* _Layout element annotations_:
BEGIN

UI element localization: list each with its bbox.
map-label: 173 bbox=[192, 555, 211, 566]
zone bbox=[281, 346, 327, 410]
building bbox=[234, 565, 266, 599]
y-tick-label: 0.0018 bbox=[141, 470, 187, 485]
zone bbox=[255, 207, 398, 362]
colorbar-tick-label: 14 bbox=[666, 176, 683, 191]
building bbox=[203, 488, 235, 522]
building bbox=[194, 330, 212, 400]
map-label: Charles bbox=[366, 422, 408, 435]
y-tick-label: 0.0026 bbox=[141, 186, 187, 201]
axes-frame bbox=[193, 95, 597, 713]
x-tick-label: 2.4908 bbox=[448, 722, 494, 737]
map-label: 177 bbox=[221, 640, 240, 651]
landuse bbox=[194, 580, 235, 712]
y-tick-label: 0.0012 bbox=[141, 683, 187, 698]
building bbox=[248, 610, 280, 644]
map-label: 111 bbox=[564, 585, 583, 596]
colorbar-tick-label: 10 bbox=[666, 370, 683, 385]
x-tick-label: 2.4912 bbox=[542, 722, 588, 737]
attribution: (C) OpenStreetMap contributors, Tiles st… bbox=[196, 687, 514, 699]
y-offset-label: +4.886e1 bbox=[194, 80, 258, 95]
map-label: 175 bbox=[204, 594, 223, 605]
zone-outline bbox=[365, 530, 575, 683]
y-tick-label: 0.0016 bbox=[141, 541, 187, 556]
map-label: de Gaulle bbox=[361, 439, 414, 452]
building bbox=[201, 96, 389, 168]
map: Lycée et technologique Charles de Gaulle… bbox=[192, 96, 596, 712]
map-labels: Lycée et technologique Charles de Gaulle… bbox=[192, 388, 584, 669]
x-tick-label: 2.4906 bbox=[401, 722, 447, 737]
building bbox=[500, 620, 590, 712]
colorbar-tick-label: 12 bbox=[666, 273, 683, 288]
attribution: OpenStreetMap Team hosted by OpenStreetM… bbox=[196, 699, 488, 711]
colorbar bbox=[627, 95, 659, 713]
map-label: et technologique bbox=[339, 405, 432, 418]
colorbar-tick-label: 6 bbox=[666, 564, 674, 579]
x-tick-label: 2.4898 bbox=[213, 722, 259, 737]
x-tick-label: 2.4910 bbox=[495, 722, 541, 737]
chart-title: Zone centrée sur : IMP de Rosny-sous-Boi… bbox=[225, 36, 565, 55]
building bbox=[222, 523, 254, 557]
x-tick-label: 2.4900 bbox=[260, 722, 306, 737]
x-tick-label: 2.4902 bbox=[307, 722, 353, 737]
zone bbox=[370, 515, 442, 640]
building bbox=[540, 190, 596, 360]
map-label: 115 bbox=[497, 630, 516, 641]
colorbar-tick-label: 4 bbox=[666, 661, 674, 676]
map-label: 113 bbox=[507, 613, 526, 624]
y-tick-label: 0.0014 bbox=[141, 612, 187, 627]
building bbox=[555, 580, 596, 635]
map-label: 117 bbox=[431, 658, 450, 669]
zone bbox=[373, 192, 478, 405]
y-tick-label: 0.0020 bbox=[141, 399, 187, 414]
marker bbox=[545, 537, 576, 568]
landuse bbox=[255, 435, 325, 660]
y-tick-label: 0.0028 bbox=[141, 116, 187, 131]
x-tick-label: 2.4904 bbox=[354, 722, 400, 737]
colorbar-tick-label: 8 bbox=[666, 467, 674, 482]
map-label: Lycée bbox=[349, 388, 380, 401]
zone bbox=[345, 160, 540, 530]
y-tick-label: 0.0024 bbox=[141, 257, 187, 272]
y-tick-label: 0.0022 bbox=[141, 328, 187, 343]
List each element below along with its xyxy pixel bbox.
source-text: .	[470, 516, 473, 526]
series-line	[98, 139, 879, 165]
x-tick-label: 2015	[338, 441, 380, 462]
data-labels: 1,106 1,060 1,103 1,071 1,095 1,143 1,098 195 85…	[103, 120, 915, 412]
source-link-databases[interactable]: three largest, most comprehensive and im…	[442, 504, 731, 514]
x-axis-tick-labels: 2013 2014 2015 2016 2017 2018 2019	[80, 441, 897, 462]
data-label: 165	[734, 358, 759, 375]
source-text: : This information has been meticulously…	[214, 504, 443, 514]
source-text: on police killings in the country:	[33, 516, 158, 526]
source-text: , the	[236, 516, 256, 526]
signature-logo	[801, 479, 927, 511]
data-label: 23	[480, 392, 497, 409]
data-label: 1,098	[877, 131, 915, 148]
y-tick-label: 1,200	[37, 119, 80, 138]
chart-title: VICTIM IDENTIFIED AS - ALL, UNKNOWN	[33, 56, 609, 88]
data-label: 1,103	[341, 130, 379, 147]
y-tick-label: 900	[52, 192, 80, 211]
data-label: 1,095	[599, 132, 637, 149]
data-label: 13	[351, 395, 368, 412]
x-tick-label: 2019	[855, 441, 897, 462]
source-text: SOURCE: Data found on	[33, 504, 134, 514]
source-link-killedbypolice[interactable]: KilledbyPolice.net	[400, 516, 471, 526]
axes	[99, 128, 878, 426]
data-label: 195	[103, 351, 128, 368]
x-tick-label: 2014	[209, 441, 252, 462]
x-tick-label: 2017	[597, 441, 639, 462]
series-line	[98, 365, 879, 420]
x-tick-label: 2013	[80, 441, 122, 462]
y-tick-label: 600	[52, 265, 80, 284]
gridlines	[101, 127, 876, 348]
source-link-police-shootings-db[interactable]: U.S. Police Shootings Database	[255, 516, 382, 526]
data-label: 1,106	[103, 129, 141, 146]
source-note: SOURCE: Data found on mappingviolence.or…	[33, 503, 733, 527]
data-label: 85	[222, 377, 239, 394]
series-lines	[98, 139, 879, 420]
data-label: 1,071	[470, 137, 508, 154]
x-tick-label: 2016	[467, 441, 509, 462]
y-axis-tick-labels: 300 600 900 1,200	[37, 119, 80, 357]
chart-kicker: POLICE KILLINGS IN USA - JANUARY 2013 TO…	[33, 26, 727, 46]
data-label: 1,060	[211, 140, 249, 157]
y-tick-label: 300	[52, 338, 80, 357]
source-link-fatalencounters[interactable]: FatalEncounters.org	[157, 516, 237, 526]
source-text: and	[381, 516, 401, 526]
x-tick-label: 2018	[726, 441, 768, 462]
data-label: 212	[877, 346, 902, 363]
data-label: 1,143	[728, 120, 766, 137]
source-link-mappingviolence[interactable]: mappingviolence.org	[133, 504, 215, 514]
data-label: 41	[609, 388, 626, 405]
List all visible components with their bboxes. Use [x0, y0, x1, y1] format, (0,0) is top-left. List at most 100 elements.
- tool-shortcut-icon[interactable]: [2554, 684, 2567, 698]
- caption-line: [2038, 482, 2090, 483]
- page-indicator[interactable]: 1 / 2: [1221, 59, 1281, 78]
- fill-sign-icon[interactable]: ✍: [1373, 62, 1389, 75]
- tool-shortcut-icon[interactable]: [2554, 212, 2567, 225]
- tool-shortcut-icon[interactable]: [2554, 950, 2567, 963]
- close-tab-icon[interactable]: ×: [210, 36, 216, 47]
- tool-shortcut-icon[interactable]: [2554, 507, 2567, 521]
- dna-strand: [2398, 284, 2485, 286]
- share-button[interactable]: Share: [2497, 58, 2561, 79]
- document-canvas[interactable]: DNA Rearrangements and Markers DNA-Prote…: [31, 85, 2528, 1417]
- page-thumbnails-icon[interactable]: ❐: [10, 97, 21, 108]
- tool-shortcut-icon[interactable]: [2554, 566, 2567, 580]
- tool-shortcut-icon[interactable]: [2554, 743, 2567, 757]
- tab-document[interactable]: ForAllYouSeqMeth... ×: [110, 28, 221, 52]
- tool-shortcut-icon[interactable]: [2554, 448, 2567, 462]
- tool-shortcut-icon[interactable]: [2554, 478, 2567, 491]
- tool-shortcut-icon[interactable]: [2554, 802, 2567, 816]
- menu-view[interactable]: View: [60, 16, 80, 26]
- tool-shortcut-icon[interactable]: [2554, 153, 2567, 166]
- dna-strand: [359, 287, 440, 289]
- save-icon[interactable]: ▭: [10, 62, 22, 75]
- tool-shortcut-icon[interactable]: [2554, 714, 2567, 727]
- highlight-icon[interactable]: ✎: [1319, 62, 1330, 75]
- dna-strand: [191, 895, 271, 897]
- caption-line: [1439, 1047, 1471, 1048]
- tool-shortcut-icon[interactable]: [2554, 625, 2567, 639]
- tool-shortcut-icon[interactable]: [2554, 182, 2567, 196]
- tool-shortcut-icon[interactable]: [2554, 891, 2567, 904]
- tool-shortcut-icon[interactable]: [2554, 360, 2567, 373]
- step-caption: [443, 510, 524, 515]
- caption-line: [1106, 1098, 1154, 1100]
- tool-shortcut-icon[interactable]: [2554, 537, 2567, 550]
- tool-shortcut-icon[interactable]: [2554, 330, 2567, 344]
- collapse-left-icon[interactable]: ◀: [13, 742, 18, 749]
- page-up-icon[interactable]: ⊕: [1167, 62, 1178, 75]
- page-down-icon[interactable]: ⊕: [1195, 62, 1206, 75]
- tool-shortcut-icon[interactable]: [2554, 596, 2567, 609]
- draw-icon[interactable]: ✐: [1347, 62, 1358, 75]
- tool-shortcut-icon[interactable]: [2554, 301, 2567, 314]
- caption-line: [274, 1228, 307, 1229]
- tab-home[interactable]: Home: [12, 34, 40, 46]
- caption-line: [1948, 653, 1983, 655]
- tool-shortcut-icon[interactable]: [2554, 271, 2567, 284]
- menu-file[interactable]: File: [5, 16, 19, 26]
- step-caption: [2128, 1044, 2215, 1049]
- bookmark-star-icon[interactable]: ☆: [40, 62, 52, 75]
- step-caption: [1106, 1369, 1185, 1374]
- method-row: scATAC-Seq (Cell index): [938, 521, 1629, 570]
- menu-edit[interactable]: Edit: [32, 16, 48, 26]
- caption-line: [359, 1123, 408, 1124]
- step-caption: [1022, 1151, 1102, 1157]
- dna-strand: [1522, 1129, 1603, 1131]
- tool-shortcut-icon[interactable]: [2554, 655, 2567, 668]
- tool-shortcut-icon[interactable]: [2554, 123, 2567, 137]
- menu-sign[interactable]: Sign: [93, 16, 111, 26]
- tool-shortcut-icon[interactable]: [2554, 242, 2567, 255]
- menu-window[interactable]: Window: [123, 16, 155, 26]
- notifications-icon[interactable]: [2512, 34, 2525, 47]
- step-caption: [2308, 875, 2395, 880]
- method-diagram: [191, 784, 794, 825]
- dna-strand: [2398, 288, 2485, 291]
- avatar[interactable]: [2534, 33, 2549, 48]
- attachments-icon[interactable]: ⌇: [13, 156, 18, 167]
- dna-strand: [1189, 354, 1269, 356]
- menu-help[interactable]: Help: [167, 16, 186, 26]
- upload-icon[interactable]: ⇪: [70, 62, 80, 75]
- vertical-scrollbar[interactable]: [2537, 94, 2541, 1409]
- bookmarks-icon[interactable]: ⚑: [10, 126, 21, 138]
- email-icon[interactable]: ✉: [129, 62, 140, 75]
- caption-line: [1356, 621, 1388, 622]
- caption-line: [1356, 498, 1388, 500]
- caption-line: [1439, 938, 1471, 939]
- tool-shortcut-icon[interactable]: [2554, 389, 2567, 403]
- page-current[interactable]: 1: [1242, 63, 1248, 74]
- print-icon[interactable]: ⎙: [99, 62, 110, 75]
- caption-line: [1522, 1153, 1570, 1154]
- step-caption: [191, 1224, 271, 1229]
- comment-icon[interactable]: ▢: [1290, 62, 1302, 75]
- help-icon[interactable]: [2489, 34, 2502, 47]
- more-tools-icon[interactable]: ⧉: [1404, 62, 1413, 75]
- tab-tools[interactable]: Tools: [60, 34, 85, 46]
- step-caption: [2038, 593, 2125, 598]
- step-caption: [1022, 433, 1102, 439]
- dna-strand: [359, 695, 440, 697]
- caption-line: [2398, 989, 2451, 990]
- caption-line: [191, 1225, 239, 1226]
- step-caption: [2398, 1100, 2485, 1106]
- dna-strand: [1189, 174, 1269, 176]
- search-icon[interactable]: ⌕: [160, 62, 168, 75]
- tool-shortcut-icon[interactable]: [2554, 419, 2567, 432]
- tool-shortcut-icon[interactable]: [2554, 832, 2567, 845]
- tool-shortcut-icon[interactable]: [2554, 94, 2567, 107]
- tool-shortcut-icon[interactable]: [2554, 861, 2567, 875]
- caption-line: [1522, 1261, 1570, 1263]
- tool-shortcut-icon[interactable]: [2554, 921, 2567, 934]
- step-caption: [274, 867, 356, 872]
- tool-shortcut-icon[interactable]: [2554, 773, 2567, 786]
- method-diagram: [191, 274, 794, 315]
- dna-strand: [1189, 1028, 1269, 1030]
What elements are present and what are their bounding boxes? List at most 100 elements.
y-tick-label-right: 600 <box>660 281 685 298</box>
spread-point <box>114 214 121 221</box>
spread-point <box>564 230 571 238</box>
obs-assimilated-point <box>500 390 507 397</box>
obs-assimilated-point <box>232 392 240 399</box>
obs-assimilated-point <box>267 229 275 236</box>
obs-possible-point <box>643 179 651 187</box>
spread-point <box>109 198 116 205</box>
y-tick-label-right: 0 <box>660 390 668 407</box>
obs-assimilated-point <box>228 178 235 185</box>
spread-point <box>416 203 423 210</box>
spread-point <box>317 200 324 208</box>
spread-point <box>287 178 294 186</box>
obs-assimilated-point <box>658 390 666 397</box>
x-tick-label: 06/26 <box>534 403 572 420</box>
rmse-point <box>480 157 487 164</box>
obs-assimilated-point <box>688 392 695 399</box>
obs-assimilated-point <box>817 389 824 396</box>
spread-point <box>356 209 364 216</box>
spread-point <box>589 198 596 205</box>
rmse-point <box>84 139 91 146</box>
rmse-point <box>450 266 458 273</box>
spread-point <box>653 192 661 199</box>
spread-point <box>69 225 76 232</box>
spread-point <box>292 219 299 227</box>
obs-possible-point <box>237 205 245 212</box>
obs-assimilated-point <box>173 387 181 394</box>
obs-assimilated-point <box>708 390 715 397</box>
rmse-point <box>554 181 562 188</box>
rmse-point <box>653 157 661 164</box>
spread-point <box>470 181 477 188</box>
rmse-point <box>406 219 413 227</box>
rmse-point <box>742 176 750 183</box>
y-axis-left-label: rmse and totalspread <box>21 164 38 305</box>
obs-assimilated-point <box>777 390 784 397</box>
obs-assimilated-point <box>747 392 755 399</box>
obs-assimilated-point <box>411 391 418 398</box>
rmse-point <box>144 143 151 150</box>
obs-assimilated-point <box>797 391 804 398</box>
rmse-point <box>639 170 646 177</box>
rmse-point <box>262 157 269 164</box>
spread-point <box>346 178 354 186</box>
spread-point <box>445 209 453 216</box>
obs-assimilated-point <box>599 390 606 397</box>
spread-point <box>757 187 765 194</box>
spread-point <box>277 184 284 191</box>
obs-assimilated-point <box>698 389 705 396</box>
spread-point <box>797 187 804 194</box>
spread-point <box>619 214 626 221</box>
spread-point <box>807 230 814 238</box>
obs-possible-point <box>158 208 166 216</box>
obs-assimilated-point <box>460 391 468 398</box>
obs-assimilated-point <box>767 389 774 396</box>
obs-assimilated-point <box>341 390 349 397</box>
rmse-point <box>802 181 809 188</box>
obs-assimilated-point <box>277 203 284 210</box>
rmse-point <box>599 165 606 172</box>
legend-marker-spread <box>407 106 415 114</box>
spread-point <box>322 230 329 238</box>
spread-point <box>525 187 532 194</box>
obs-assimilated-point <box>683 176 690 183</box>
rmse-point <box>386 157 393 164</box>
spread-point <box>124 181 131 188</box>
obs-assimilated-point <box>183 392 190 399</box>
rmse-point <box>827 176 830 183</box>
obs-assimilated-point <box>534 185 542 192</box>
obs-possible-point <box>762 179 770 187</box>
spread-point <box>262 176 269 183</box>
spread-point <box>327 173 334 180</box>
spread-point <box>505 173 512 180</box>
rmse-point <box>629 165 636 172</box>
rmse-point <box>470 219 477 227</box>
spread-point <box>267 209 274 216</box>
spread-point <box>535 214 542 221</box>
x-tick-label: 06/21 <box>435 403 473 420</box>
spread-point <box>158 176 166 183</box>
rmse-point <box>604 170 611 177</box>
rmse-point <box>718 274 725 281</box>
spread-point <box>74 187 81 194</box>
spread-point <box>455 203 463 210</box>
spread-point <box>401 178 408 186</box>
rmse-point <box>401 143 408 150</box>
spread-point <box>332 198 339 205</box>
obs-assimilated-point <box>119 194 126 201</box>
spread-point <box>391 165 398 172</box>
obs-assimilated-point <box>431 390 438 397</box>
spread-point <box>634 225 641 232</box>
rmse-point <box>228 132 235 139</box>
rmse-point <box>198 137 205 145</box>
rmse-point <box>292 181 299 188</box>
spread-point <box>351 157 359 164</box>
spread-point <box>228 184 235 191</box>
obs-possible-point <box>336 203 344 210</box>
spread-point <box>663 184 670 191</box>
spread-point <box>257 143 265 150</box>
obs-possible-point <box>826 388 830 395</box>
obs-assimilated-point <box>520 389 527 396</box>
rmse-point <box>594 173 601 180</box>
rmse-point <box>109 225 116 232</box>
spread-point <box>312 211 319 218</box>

END

Format the entries from the first line through the line containing "building bbox=[194, 330, 212, 400]" as a Markdown table with the columns Row and Line, leaving out any blank lines.

| Row | Line |
|---|---|
| 1 | UI element localization: list each with its bbox. |
| 2 | map-label: 173 bbox=[192, 555, 211, 566] |
| 3 | zone bbox=[281, 346, 327, 410] |
| 4 | building bbox=[234, 565, 266, 599] |
| 5 | y-tick-label: 0.0018 bbox=[141, 470, 187, 485] |
| 6 | zone bbox=[255, 207, 398, 362] |
| 7 | colorbar-tick-label: 14 bbox=[666, 176, 683, 191] |
| 8 | building bbox=[203, 488, 235, 522] |
| 9 | building bbox=[194, 330, 212, 400] |